Work out how many lines in the records include the word "this", then answer with nothing but that number.

-=-=-

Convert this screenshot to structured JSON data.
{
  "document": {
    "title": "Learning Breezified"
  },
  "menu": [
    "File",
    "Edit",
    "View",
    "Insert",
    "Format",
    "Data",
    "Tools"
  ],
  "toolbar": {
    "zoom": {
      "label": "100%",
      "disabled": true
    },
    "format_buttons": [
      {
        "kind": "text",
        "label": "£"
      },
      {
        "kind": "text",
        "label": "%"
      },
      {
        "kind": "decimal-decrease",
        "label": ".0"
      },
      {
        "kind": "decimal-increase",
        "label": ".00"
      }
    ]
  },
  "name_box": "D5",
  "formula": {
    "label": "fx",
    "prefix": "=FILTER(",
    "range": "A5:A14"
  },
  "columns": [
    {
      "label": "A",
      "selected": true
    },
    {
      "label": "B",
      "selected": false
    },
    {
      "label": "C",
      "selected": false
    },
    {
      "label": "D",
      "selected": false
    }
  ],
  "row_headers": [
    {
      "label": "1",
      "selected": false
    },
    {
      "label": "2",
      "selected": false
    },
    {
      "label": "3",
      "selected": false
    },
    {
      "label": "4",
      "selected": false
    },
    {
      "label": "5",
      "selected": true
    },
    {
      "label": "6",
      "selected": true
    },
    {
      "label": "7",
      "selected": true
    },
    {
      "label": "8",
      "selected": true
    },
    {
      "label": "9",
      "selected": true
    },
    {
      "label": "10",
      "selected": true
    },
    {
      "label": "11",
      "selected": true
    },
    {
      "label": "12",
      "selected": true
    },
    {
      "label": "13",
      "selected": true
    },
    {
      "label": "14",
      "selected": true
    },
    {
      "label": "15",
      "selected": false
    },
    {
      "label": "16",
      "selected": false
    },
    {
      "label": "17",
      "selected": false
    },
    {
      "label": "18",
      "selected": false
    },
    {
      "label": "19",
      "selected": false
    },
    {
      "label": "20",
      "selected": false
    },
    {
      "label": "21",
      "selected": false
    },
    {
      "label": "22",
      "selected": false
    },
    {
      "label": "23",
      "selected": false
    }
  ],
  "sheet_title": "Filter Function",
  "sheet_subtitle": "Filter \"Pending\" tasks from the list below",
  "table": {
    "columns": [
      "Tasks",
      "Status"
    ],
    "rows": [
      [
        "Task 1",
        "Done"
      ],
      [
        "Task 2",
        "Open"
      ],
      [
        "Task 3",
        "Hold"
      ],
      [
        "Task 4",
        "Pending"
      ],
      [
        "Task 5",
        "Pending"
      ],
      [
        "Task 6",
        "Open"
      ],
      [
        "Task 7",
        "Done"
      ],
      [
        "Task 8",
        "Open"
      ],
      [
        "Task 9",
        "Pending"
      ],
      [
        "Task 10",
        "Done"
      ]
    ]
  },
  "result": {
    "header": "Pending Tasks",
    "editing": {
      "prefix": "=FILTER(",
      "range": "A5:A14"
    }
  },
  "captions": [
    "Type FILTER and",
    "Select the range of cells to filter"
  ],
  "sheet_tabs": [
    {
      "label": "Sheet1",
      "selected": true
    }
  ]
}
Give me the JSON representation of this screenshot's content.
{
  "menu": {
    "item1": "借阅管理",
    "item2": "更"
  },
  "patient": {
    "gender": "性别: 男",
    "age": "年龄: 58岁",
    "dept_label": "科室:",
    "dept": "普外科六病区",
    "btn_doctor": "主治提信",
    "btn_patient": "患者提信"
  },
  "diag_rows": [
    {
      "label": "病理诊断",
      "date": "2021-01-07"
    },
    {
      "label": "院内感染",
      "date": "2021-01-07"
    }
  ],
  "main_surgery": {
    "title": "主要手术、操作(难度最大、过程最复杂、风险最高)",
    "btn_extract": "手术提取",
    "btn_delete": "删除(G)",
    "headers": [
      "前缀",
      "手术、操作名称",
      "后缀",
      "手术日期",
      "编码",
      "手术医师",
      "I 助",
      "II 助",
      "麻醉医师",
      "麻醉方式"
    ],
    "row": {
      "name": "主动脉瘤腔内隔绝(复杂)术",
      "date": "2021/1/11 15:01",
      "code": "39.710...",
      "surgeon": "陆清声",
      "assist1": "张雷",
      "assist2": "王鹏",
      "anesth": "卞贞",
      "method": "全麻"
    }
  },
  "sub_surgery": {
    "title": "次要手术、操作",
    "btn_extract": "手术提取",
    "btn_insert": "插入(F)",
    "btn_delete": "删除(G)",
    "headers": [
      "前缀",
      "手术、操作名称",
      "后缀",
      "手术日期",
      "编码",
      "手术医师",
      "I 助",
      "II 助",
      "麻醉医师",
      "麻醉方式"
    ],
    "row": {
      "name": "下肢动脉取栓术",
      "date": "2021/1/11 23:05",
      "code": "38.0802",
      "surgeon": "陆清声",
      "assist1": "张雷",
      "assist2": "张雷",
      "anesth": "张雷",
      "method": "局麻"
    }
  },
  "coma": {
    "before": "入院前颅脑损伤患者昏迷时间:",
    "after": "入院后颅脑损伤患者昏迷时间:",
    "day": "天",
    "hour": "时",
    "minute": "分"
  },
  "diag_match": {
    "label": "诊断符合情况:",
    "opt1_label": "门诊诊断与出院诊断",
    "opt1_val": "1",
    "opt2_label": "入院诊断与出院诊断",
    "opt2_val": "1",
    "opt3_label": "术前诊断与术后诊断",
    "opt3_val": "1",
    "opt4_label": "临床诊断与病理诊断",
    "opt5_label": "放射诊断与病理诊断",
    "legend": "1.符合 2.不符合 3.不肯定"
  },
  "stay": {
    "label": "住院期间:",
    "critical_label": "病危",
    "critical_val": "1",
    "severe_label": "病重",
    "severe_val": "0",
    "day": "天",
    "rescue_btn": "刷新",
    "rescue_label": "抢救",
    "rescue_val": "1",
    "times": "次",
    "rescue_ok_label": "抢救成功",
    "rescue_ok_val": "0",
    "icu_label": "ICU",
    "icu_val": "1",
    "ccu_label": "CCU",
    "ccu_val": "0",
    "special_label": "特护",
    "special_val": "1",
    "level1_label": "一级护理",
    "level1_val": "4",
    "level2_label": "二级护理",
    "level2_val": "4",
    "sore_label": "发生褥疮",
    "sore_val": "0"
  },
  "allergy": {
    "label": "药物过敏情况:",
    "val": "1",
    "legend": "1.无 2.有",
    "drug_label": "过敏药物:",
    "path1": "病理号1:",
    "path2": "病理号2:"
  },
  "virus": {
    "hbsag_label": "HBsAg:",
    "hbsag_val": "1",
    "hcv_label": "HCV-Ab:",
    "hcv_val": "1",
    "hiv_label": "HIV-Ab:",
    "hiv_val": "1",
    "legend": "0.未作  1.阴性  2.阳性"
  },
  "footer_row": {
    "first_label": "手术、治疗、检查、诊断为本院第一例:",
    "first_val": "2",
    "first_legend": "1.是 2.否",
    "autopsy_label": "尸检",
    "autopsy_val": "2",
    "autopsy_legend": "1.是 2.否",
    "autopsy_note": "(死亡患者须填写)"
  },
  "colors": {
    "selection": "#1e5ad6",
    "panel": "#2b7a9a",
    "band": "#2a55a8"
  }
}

-=-=-

§ **EXERCISE RESPONSE**:
2